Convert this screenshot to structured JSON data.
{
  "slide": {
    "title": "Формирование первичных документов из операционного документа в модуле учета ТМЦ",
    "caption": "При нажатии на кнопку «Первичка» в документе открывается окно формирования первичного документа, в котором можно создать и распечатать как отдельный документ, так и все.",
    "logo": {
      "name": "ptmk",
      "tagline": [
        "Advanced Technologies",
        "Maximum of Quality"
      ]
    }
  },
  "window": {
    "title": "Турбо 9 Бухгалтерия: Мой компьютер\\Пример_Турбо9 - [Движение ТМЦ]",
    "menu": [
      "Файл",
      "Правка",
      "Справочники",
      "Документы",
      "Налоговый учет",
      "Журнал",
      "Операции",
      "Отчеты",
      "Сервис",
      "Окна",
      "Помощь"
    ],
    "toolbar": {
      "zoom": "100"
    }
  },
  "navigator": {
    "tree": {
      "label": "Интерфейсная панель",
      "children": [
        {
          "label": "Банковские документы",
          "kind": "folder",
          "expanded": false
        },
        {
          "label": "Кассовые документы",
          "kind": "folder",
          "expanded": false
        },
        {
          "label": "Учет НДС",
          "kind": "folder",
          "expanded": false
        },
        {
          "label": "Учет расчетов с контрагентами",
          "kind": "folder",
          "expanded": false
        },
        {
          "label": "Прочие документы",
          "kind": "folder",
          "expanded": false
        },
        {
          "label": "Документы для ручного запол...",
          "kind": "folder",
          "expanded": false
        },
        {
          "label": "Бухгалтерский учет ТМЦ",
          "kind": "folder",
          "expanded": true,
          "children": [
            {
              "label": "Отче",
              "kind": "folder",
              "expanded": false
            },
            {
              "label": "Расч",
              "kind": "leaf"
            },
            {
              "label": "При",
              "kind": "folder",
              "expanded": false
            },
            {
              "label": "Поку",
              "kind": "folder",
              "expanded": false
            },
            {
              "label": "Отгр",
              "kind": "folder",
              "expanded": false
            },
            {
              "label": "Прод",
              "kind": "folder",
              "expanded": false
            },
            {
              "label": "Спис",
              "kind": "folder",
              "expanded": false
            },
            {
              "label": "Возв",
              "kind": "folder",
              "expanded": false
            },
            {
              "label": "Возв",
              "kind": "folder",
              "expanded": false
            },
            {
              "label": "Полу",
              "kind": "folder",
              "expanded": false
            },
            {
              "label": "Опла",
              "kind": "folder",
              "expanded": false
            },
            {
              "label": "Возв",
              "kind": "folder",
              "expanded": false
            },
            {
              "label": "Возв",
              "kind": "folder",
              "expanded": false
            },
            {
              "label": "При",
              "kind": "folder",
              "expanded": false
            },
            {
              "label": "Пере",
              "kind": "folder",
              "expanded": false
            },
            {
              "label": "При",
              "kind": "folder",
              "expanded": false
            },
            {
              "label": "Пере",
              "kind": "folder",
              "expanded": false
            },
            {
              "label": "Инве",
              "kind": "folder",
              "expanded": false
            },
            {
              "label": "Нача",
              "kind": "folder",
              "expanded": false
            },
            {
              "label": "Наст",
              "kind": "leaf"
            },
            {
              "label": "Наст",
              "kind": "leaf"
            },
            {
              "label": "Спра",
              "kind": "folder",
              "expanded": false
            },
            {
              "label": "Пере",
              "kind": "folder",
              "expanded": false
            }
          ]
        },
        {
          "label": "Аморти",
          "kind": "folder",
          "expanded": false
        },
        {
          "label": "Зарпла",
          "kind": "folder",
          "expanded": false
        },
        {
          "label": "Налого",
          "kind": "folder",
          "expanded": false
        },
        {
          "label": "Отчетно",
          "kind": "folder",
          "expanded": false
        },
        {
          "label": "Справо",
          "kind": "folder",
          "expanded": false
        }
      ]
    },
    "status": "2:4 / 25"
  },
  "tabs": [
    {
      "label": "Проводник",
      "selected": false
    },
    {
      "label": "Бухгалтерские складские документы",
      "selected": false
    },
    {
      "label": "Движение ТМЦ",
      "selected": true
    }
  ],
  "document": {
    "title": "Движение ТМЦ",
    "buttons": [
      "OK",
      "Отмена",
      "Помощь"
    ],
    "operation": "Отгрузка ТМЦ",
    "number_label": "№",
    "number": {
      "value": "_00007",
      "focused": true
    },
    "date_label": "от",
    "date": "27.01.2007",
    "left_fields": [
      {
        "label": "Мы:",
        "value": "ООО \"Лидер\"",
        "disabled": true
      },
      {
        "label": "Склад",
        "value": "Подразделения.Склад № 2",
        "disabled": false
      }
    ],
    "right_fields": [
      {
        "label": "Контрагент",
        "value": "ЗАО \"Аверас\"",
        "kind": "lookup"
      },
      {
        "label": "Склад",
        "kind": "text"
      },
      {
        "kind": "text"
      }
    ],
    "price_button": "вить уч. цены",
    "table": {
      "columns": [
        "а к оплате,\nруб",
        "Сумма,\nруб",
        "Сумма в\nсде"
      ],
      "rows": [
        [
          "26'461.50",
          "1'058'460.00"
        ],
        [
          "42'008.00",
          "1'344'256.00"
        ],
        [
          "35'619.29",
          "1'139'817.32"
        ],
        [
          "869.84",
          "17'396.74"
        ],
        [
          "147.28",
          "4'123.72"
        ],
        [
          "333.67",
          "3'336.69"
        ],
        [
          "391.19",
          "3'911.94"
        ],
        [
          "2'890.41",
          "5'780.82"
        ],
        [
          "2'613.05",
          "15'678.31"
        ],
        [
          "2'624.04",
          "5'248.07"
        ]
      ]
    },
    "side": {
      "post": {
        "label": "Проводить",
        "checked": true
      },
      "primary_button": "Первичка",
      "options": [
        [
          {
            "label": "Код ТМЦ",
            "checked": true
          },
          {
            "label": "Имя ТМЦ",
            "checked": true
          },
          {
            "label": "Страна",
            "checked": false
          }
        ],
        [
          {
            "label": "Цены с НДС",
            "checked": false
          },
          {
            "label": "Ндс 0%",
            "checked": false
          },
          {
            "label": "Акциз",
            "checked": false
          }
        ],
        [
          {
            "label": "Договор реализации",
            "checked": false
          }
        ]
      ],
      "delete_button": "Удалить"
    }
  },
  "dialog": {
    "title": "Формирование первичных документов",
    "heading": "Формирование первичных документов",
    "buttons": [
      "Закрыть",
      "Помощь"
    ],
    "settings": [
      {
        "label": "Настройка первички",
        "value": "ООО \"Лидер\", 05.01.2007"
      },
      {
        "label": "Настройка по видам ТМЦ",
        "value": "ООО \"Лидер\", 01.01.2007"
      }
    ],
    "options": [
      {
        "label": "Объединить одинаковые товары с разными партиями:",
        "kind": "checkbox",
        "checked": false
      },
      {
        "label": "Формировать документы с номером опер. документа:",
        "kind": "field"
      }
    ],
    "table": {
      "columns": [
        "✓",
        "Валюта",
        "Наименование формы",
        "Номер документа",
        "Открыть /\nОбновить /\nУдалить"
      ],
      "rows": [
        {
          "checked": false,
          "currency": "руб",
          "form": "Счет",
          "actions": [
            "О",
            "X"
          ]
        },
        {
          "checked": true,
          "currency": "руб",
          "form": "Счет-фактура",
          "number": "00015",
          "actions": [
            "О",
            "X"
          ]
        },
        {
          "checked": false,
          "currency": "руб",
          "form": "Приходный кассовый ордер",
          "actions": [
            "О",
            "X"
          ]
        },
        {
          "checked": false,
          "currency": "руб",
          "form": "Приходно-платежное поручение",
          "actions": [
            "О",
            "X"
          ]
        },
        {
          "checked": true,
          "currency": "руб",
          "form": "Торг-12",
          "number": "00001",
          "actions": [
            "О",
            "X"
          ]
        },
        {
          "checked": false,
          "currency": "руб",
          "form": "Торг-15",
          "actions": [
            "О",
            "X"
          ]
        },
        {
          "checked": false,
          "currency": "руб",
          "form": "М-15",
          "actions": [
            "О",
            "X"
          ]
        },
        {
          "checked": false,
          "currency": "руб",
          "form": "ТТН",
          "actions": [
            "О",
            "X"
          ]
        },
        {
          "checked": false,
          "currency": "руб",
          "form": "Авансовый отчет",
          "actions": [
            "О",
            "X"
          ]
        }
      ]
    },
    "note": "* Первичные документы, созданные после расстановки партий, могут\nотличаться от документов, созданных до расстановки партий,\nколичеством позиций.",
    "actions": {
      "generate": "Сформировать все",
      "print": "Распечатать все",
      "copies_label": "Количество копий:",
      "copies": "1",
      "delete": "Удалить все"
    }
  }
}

▸ Task objective: Using the records above, gather all lines where the string "документов" is present.

▸ Output for this exercise:
    "title": "Формирование первичных документов из операционного документа в модуле учета ТМЦ",
    "title": "Формирование первичных документов",
    "heading": "Формирование первичных документов",
    "note": "* Первичные документы, созданные после расстановки партий, могут\nотличаться от документов, созданных до расстановки партий,\nколичеством позиций.",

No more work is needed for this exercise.